*Exercise input*
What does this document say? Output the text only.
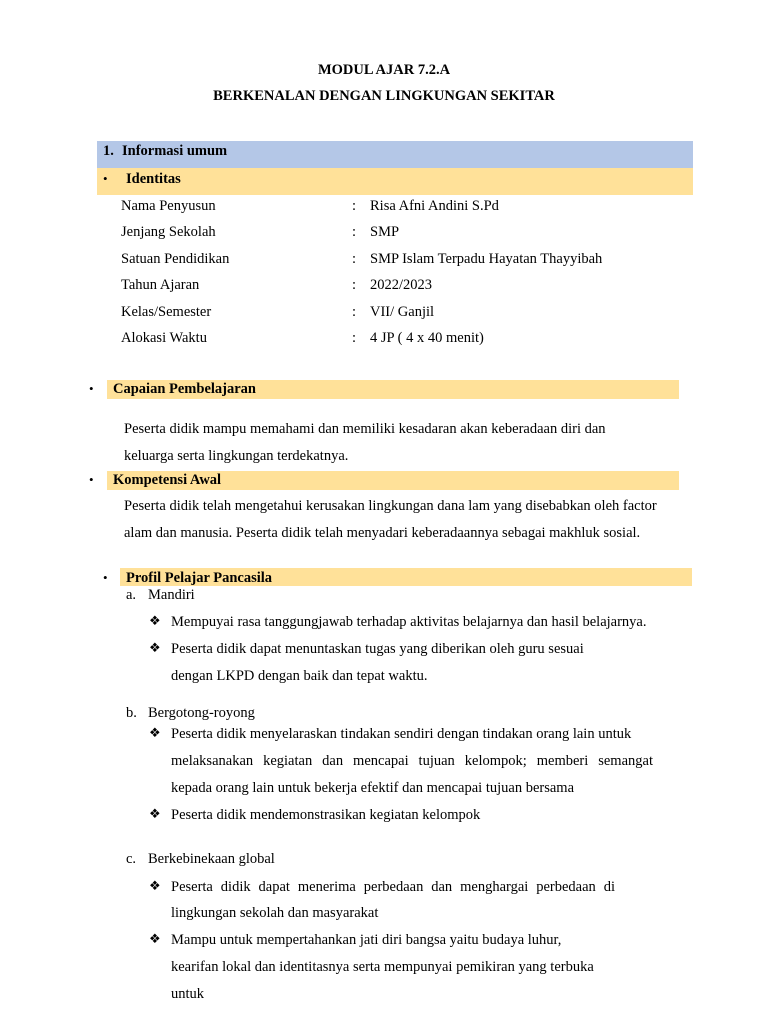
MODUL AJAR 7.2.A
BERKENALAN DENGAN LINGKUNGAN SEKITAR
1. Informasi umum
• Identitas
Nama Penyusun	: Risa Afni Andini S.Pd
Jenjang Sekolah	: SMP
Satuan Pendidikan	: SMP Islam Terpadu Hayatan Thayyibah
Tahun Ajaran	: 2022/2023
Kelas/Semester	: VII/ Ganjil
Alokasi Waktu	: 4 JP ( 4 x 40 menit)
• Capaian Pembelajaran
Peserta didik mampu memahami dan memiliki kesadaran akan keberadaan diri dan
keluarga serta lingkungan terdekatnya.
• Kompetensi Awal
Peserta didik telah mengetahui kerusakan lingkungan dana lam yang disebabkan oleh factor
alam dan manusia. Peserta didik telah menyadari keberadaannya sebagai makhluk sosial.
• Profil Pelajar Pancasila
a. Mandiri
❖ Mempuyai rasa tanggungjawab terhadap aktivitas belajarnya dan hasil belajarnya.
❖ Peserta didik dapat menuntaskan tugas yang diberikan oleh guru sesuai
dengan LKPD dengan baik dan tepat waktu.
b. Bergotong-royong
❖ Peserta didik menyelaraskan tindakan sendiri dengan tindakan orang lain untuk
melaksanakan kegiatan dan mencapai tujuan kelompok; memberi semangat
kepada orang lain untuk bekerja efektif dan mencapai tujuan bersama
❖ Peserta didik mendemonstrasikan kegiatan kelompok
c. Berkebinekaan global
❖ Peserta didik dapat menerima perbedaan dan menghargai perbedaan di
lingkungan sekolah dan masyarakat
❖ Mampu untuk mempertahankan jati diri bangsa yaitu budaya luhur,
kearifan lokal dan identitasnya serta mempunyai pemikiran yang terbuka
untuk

*The exercise*
Write out every entry again word for word, without any of the pictures.

*Final answer*
What does this document say? Output the text only.
MODUL AJAR 7.2.A
BERKENALAN DENGAN LINGKUNGAN SEKITAR
1. Informasi umum
• Identitas
Nama Penyusun	: Risa Afni Andini S.Pd
Jenjang Sekolah	: SMP
Satuan Pendidikan	: SMP Islam Terpadu Hayatan Thayyibah
Tahun Ajaran	: 2022/2023
Kelas/Semester	: VII/ Ganjil
Alokasi Waktu	: 4 JP ( 4 x 40 menit)
• Capaian Pembelajaran
Peserta didik mampu memahami dan memiliki kesadaran akan keberadaan diri dan
keluarga serta lingkungan terdekatnya.
• Kompetensi Awal
Peserta didik telah mengetahui kerusakan lingkungan dana lam yang disebabkan oleh factor
alam dan manusia. Peserta didik telah menyadari keberadaannya sebagai makhluk sosial.
• Profil Pelajar Pancasila
a. Mandiri
❖ Mempuyai rasa tanggungjawab terhadap aktivitas belajarnya dan hasil belajarnya.
❖ Peserta didik dapat menuntaskan tugas yang diberikan oleh guru sesuai
dengan LKPD dengan baik dan tepat waktu.
b. Bergotong-royong
❖ Peserta didik menyelaraskan tindakan sendiri dengan tindakan orang lain untuk
melaksanakan kegiatan dan mencapai tujuan kelompok; memberi semangat
kepada orang lain untuk bekerja efektif dan mencapai tujuan bersama
❖ Peserta didik mendemonstrasikan kegiatan kelompok
c. Berkebinekaan global
❖ Peserta didik dapat menerima perbedaan dan menghargai perbedaan di
lingkungan sekolah dan masyarakat
❖ Mampu untuk mempertahankan jati diri bangsa yaitu budaya luhur,
kearifan lokal dan identitasnya serta mempunyai pemikiran yang terbuka
untuk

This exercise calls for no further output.